Where a line holds the string "shown", return that line.

:: Exercise input ::

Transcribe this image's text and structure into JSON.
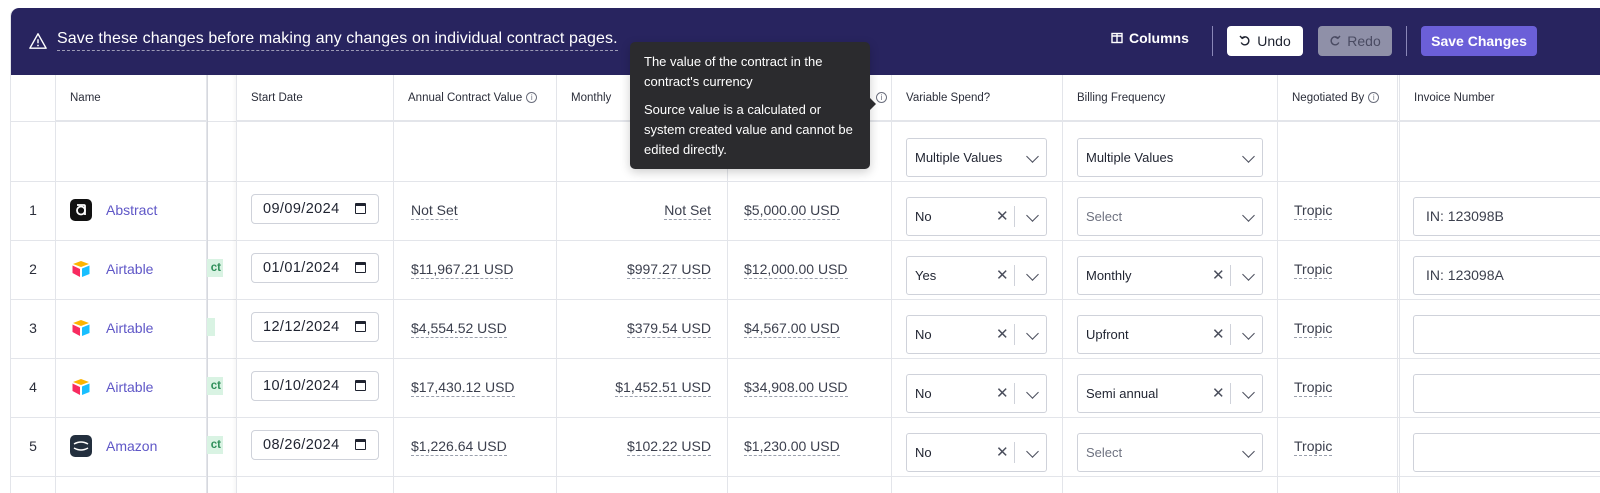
{
  "banner": {
    "message": "Save these changes before making any changes on individual contract pages.",
    "columns_label": "Columns",
    "undo_label": "Undo",
    "redo_label": "Redo",
    "save_label": "Save Changes"
  },
  "tooltip": {
    "line1": "The value of the contract in the contract's currency",
    "line2": "Source value is a calculated or system created value and cannot be edited directly."
  },
  "headers": {
    "name": "Name",
    "start_date": "Start Date",
    "annual_value": "Annual Contract Value",
    "monthly": "Monthly",
    "variable_spend": "Variable Spend?",
    "billing_frequency": "Billing Frequency",
    "negotiated_by": "Negotiated By",
    "invoice_number": "Invoice Number"
  },
  "filters": {
    "variable_spend": "Multiple Values",
    "billing_frequency": "Multiple Values"
  },
  "rows": [
    {
      "num": "1",
      "name": "Abstract",
      "tag": "",
      "start_date": "09/09/2024",
      "annual": "Not Set",
      "monthly": "Not Set",
      "value": "$5,000.00 USD",
      "variable": "No",
      "billing": "Select",
      "negotiated": "Tropic",
      "invoice": "IN: 123098B"
    },
    {
      "num": "2",
      "name": "Airtable",
      "tag": "ct",
      "start_date": "01/01/2024",
      "annual": "$11,967.21 USD",
      "monthly": "$997.27 USD",
      "value": "$12,000.00 USD",
      "variable": "Yes",
      "billing": "Monthly",
      "negotiated": "Tropic",
      "invoice": "IN: 123098A"
    },
    {
      "num": "3",
      "name": "Airtable",
      "tag": "",
      "start_date": "12/12/2024",
      "annual": "$4,554.52 USD",
      "monthly": "$379.54 USD",
      "value": "$4,567.00 USD",
      "variable": "No",
      "billing": "Upfront",
      "negotiated": "Tropic",
      "invoice": ""
    },
    {
      "num": "4",
      "name": "Airtable",
      "tag": "ct",
      "start_date": "10/10/2024",
      "annual": "$17,430.12 USD",
      "monthly": "$1,452.51 USD",
      "value": "$34,908.00 USD",
      "variable": "No",
      "billing": "Semi annual",
      "negotiated": "Tropic",
      "invoice": ""
    },
    {
      "num": "5",
      "name": "Amazon",
      "tag": "ct",
      "start_date": "08/26/2024",
      "annual": "$1,226.64 USD",
      "monthly": "$102.22 USD",
      "value": "$1,230.00 USD",
      "variable": "No",
      "billing": "Select",
      "negotiated": "Tropic",
      "invoice": ""
    }
  ],
  "colors": {
    "banner_bg": "#28245f",
    "accent": "#6b5fd8",
    "link": "#5f57c7",
    "tag_bg": "#d9f3e3"
  }
}
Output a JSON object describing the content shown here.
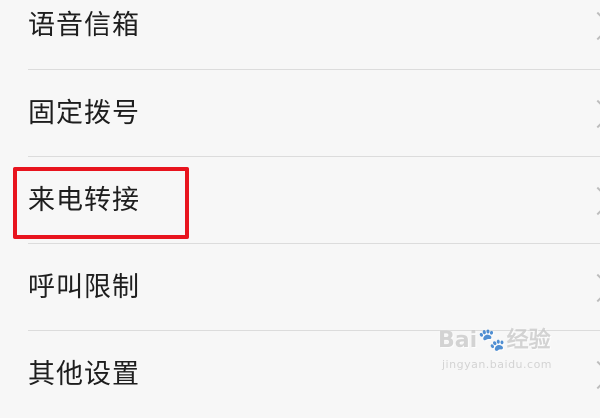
{
  "settings_list": {
    "items": [
      {
        "label": "语音信箱"
      },
      {
        "label": "固定拨号"
      },
      {
        "label": "来电转接"
      },
      {
        "label": "呼叫限制"
      },
      {
        "label": "其他设置"
      }
    ],
    "highlighted_item": "来电转接",
    "highlight_color": "#e8141e",
    "chevron_icon": "chevron-right-icon"
  },
  "watermark": {
    "brand_left": "Bai",
    "brand_icon": "paw-icon",
    "brand_right": "经验",
    "site": "jingyan.baidu.com"
  }
}
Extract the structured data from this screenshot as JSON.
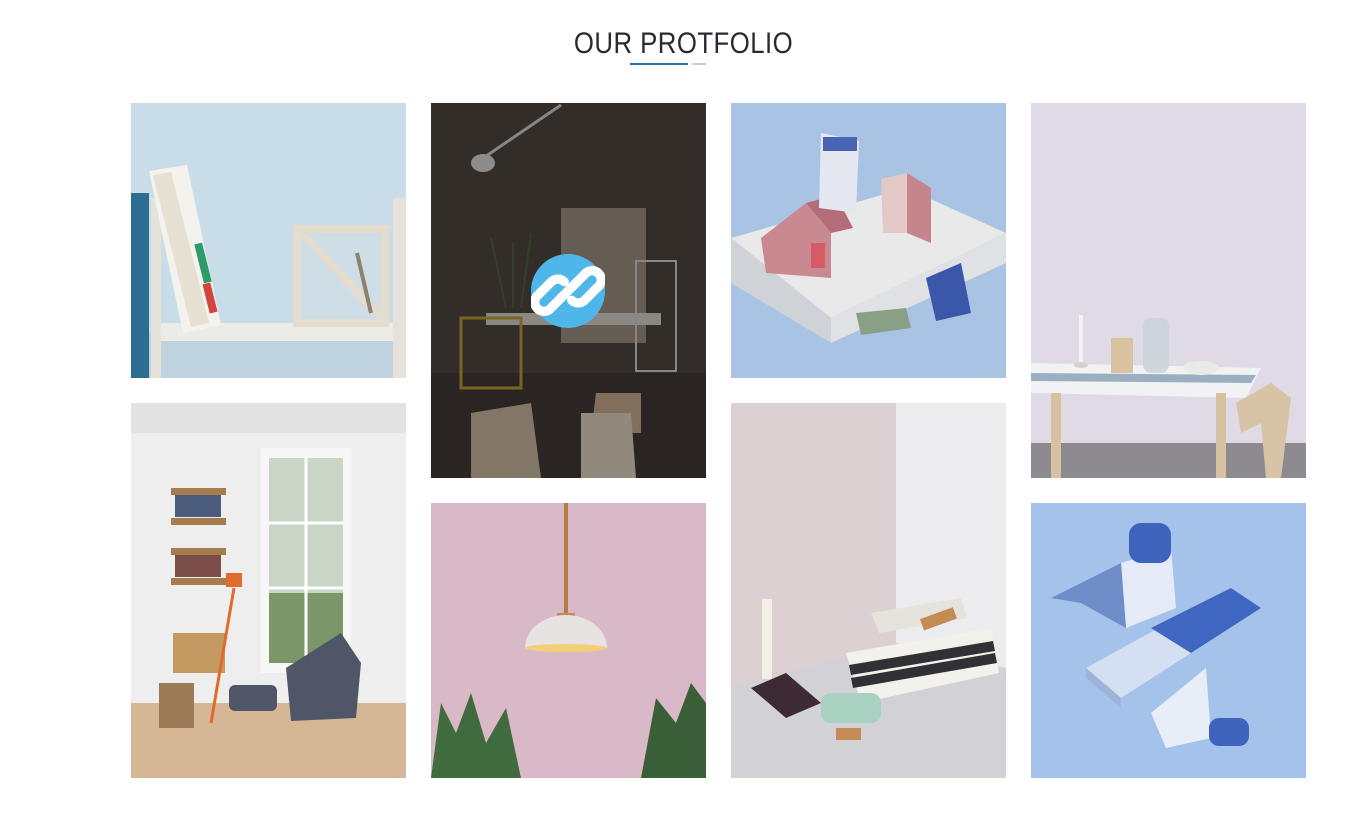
{
  "section": {
    "title": "OUR PROTFOLIO",
    "accent_color": "#2c6fa8"
  },
  "portfolio": {
    "items": [
      {
        "id": "shelf-books",
        "hover": false
      },
      {
        "id": "dark-studio",
        "hover": true,
        "hover_icon": "link-icon",
        "hover_icon_bg": "#4fb6ea"
      },
      {
        "id": "paper-houses",
        "hover": false
      },
      {
        "id": "table-pastel",
        "hover": false
      },
      {
        "id": "reading-room",
        "hover": false
      },
      {
        "id": "pendant-lamp",
        "hover": false
      },
      {
        "id": "candle-books",
        "hover": false
      },
      {
        "id": "paper-blue",
        "hover": false
      }
    ]
  }
}
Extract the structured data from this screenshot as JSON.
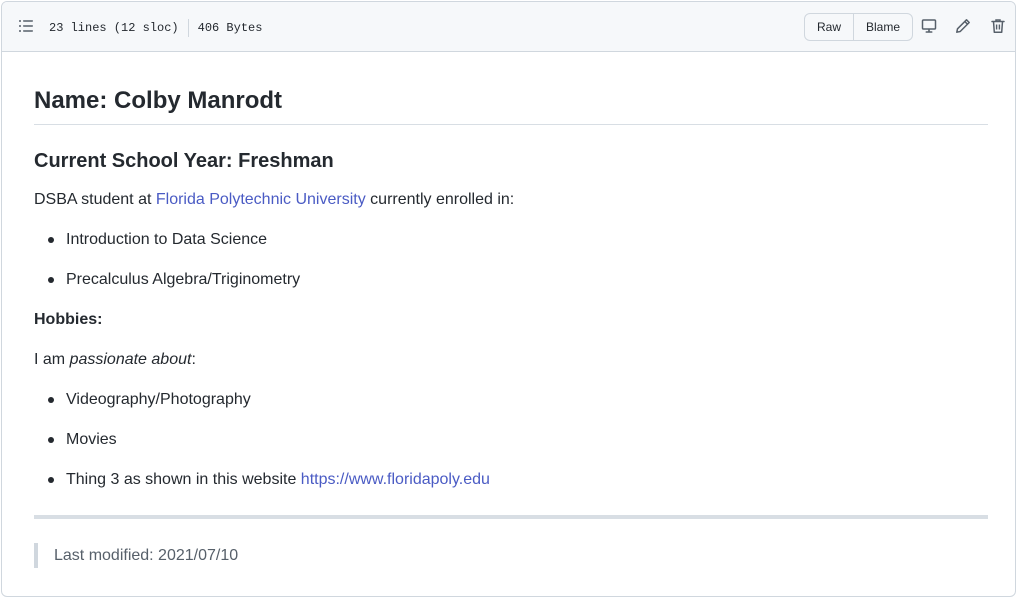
{
  "file_header": {
    "lines": "23 lines (12 sloc)",
    "size": "406 Bytes",
    "raw_label": "Raw",
    "blame_label": "Blame",
    "icons": [
      "list-unordered-icon",
      "desktop-icon",
      "pencil-icon",
      "trash-icon"
    ]
  },
  "readme": {
    "name_heading": "Name: Colby Manrodt",
    "year_heading": "Current School Year: Freshman",
    "intro_prefix": "DSBA student at ",
    "intro_link": "Florida Polytechnic University",
    "intro_suffix": " currently enrolled in:",
    "courses": [
      "Introduction to Data Science",
      "Precalculus Algebra/Triginometry"
    ],
    "hobbies_label": "Hobbies:",
    "passion_prefix": "I am ",
    "passion_em": "passionate about",
    "passion_suffix": ":",
    "hobbies": [
      "Videography/Photography",
      "Movies"
    ],
    "thing3_text": "Thing 3 as shown in this website ",
    "thing3_link": "https://www.floridapoly.edu",
    "last_modified": "Last modified: 2021/07/10"
  },
  "colors": {
    "link": "#4a5bc4",
    "header_bg": "#f6f8fa",
    "border": "#d0d7de"
  }
}
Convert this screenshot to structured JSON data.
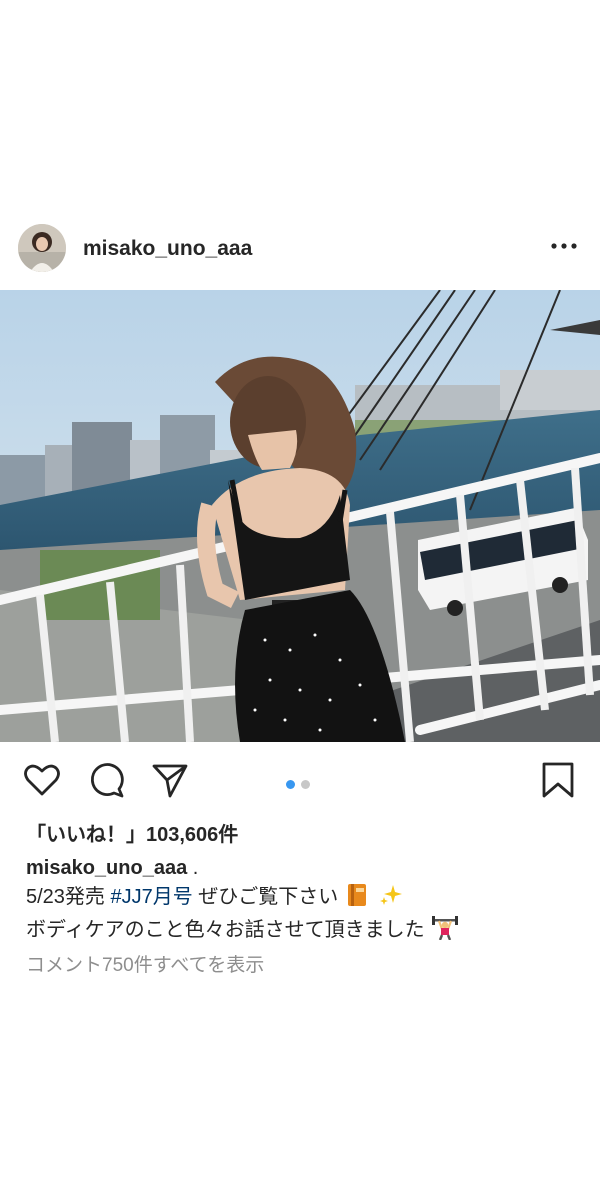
{
  "post": {
    "username": "misako_uno_aaa",
    "likes_text": "「いいね！」103,606件",
    "caption": {
      "username": "misako_uno_aaa",
      "line1_end": " .",
      "line2_prefix": "5/23発売 ",
      "hashtag": "#JJ7月号",
      "line2_suffix": " ぜひご覧下さい",
      "line3": "ボディケアのこと色々お話させて頂きました"
    },
    "view_comments": "コメント750件すべてを表示"
  },
  "carousel": {
    "total": 2,
    "current": 1,
    "active_color": "#3897f0",
    "inactive_color": "#c7c7c7"
  },
  "icons": [
    "more-icon",
    "heart-icon",
    "comment-icon",
    "share-icon",
    "bookmark-icon",
    "book-emoji-icon",
    "sparkles-emoji-icon",
    "weightlifter-emoji-icon"
  ]
}
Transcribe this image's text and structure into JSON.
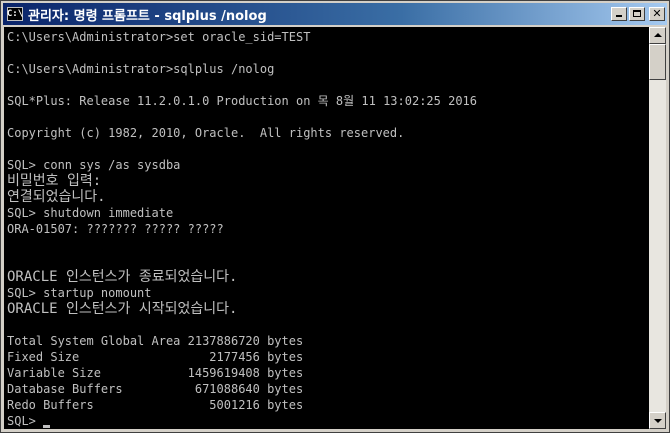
{
  "window": {
    "icon_text": "C:\\",
    "title": "관리자: 명령 프롬프트 - sqlplus  /nolog"
  },
  "console": {
    "lines": [
      "C:\\Users\\Administrator>set oracle_sid=TEST",
      "",
      "C:\\Users\\Administrator>sqlplus /nolog",
      "",
      "SQL*Plus: Release 11.2.0.1.0 Production on 목 8월 11 13:02:25 2016",
      "",
      "Copyright (c) 1982, 2010, Oracle.  All rights reserved.",
      "",
      "SQL> conn sys /as sysdba",
      "비밀번호 입력:",
      "연결되었습니다.",
      "SQL> shutdown immediate",
      "ORA-01507: ??????? ????? ?????",
      "",
      "",
      "ORACLE 인스턴스가 종료되었습니다.",
      "SQL> startup nomount",
      "ORACLE 인스턴스가 시작되었습니다.",
      "",
      "Total System Global Area 2137886720 bytes",
      "Fixed Size                  2177456 bytes",
      "Variable Size            1459619408 bytes",
      "Database Buffers          671088640 bytes",
      "Redo Buffers                5001216 bytes",
      "SQL> "
    ]
  }
}
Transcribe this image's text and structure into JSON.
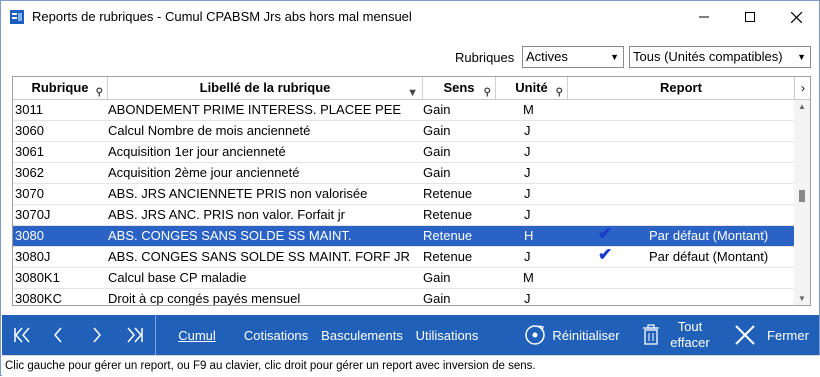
{
  "window": {
    "title": "Reports de rubriques - Cumul CPABSM Jrs abs hors mal mensuel"
  },
  "filters": {
    "label": "Rubriques",
    "select1": "Actives",
    "select2": "Tous (Unités compatibles)"
  },
  "columns": [
    "Rubrique",
    "Libellé de la rubrique",
    "Sens",
    "Unité",
    "Report"
  ],
  "rows": [
    {
      "code": "3011",
      "label": "ABONDEMENT PRIME INTERESS. PLACEE PEE",
      "sens": "Gain",
      "unite": "M",
      "check": "",
      "report": ""
    },
    {
      "code": "3060",
      "label": "Calcul Nombre de mois ancienneté",
      "sens": "Gain",
      "unite": "J",
      "check": "",
      "report": ""
    },
    {
      "code": "3061",
      "label": "Acquisition 1er jour ancienneté",
      "sens": "Gain",
      "unite": "J",
      "check": "",
      "report": ""
    },
    {
      "code": "3062",
      "label": "Acquisition 2ème jour ancienneté",
      "sens": "Gain",
      "unite": "J",
      "check": "",
      "report": ""
    },
    {
      "code": "3070",
      "label": "ABS. JRS ANCIENNETE PRIS non valorisée",
      "sens": "Retenue",
      "unite": "J",
      "check": "",
      "report": ""
    },
    {
      "code": "3070J",
      "label": "ABS. JRS ANC. PRIS non valor. Forfait jr",
      "sens": "Retenue",
      "unite": "J",
      "check": "",
      "report": ""
    },
    {
      "code": "3080",
      "label": "ABS. CONGES SANS SOLDE SS MAINT.",
      "sens": "Retenue",
      "unite": "H",
      "check": "✔",
      "report": "Par défaut (Montant)"
    },
    {
      "code": "3080J",
      "label": "ABS. CONGES SANS SOLDE SS MAINT. FORF JR",
      "sens": "Retenue",
      "unite": "J",
      "check": "✔",
      "report": "Par défaut (Montant)"
    },
    {
      "code": "3080K1",
      "label": "Calcul base CP maladie",
      "sens": "Gain",
      "unite": "M",
      "check": "",
      "report": ""
    },
    {
      "code": "3080KC",
      "label": "Droit à cp congés payés mensuel",
      "sens": "Gain",
      "unite": "J",
      "check": "",
      "report": ""
    }
  ],
  "toolbar": {
    "cumul": "Cumul",
    "cotisations": "Cotisations",
    "basculements": "Basculements",
    "utilisations": "Utilisations",
    "reinitialiser": "Réinitialiser",
    "tout_effacer_1": "Tout",
    "tout_effacer_2": "effacer",
    "fermer": "Fermer"
  },
  "status": "Clic gauche pour gérer un report, ou F9 au clavier, clic droit pour gérer un report avec inversion de sens.",
  "colors": {
    "toolbar": "#2060b8",
    "selected_row": "#2a62c6",
    "check": "#1a3cc8"
  }
}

:::

▸ Response for this exercise
Output a JSON object describing the content shown here.
    "thing3_text": "Thing 3 as shown in this website ",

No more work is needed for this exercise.